Stored items from a collection
- - - - -
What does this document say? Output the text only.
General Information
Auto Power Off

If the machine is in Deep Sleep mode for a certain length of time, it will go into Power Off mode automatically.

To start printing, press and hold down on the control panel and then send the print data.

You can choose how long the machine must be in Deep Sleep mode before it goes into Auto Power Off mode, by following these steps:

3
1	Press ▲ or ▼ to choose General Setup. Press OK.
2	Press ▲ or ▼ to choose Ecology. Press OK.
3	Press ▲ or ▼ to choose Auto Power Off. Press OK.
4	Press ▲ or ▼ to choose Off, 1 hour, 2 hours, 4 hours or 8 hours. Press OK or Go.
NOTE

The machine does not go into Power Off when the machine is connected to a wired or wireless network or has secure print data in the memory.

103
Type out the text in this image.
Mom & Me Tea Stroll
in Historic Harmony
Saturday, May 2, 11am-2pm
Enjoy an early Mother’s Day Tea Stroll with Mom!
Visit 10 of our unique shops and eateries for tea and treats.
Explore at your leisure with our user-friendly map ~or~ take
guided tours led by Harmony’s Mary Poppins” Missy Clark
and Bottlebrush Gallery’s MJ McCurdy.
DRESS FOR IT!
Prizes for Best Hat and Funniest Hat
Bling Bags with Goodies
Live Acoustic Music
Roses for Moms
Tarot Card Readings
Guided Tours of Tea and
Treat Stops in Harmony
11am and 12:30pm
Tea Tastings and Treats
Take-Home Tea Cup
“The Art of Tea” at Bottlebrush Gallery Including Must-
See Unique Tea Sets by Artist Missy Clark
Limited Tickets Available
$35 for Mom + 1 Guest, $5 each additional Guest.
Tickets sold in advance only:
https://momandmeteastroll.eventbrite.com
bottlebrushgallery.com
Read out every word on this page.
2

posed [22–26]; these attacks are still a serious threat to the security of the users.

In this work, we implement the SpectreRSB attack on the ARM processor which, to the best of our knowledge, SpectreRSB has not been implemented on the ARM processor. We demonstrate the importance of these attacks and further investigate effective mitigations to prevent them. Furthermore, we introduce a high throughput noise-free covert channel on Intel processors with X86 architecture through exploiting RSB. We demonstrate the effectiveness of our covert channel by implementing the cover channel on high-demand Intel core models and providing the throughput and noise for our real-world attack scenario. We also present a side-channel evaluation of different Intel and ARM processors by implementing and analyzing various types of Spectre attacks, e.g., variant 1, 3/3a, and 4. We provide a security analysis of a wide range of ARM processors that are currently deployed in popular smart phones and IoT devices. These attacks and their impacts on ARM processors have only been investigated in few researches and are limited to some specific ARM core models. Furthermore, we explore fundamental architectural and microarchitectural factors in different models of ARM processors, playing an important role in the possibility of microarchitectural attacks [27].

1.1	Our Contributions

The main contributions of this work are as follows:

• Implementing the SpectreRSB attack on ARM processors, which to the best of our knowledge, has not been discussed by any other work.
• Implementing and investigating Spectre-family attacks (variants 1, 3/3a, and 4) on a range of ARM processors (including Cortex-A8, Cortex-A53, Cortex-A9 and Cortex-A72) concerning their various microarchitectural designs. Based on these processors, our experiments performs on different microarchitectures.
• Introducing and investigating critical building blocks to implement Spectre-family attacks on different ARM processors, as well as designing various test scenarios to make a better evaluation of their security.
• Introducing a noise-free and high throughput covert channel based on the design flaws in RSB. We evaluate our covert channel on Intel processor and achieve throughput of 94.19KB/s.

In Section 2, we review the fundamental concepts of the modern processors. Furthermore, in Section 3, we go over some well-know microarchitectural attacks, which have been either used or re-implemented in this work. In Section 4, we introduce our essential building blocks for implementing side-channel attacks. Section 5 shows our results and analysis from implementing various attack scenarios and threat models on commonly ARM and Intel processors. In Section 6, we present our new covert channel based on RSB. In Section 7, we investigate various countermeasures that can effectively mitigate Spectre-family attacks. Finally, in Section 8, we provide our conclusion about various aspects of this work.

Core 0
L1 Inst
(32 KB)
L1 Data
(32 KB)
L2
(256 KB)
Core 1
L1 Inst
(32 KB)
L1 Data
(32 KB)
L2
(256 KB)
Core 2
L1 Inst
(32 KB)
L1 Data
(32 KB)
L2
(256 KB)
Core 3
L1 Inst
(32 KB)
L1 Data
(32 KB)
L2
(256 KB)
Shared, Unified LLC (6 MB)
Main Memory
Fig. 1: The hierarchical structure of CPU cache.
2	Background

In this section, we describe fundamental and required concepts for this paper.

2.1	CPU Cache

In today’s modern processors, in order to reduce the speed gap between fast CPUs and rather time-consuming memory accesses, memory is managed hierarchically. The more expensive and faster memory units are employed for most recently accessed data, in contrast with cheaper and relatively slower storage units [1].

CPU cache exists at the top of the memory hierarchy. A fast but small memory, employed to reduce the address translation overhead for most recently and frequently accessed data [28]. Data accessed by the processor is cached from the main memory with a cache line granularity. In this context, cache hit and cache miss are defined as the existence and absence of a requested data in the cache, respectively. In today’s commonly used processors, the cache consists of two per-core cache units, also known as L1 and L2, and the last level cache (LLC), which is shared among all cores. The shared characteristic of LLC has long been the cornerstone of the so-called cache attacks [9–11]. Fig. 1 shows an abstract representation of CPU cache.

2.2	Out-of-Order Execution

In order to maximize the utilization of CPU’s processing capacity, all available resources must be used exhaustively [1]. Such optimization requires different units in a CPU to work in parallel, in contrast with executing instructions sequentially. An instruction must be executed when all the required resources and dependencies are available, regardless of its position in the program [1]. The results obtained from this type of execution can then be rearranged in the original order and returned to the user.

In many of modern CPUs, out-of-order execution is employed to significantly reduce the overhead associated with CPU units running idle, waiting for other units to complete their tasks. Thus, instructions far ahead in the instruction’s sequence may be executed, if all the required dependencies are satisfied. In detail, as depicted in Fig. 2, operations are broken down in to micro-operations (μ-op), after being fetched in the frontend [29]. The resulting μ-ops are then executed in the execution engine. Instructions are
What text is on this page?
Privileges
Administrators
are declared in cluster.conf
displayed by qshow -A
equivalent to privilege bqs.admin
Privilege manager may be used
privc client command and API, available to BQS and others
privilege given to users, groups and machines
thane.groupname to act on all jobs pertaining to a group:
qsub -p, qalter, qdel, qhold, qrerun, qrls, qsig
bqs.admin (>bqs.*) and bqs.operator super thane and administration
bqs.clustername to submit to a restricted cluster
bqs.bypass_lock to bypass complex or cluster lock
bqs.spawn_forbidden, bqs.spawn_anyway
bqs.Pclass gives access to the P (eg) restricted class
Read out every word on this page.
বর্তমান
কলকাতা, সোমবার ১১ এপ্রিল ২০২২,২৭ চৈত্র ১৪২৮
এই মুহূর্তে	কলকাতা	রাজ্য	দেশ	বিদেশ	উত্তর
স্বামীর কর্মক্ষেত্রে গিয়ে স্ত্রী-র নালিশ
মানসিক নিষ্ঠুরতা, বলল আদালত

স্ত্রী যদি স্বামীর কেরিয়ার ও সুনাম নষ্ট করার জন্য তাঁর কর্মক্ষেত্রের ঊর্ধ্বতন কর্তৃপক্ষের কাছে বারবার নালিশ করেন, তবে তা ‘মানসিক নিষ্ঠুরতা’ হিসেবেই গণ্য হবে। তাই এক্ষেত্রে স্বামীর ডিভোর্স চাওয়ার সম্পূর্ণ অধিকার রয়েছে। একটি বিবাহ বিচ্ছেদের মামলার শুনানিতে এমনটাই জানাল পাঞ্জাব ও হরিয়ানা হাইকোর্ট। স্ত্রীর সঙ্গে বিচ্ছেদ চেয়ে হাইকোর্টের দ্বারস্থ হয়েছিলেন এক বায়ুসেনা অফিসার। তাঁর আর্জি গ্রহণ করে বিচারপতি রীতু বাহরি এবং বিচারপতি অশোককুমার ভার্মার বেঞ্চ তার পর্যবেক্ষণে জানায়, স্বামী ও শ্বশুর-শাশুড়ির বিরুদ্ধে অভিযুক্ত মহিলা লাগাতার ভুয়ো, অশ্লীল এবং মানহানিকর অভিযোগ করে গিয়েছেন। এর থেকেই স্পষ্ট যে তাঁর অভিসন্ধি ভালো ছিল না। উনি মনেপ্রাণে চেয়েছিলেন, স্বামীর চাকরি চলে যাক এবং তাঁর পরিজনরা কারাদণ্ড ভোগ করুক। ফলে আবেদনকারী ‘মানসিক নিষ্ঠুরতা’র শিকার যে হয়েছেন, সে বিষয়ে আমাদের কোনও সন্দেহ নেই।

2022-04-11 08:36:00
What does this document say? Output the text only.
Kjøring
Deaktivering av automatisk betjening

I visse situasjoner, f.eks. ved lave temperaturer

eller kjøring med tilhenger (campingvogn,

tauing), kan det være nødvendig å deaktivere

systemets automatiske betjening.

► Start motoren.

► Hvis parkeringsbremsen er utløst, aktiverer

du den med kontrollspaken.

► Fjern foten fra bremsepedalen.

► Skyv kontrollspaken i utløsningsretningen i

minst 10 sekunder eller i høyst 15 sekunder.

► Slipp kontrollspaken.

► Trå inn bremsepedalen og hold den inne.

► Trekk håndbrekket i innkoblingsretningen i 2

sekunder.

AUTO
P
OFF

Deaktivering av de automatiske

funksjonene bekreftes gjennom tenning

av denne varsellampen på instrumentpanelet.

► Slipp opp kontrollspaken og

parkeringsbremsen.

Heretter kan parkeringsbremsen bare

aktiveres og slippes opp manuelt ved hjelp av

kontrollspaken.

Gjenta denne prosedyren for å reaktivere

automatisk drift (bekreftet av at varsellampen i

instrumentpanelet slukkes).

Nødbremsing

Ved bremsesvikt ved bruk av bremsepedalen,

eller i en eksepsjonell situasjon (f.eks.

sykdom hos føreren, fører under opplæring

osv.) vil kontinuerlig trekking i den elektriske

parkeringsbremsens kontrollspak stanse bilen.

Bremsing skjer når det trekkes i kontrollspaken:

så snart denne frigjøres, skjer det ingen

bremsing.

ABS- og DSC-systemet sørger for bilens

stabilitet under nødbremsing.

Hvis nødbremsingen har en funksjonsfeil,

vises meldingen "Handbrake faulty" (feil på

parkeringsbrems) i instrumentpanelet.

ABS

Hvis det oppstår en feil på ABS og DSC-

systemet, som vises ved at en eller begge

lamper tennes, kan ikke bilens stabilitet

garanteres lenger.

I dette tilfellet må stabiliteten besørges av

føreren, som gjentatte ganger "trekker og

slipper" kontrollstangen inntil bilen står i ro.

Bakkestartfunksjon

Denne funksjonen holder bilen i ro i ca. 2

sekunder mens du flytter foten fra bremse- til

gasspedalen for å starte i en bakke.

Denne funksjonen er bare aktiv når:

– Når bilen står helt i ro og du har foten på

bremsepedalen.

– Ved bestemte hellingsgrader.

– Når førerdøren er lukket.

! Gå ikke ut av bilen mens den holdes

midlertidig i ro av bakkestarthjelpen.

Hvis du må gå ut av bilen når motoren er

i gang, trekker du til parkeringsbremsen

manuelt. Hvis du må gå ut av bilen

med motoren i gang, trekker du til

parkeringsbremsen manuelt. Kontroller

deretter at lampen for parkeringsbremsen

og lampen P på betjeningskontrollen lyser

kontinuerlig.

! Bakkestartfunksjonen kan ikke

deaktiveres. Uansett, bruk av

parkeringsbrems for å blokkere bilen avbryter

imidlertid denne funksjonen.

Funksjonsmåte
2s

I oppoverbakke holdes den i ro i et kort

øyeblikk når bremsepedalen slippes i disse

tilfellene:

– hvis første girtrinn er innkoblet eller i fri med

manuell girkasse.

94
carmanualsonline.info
- - - - -
### Your instructions
What is the number of lines above that contain the string "mens"? Answer with the number alone.

### Exercise answer
2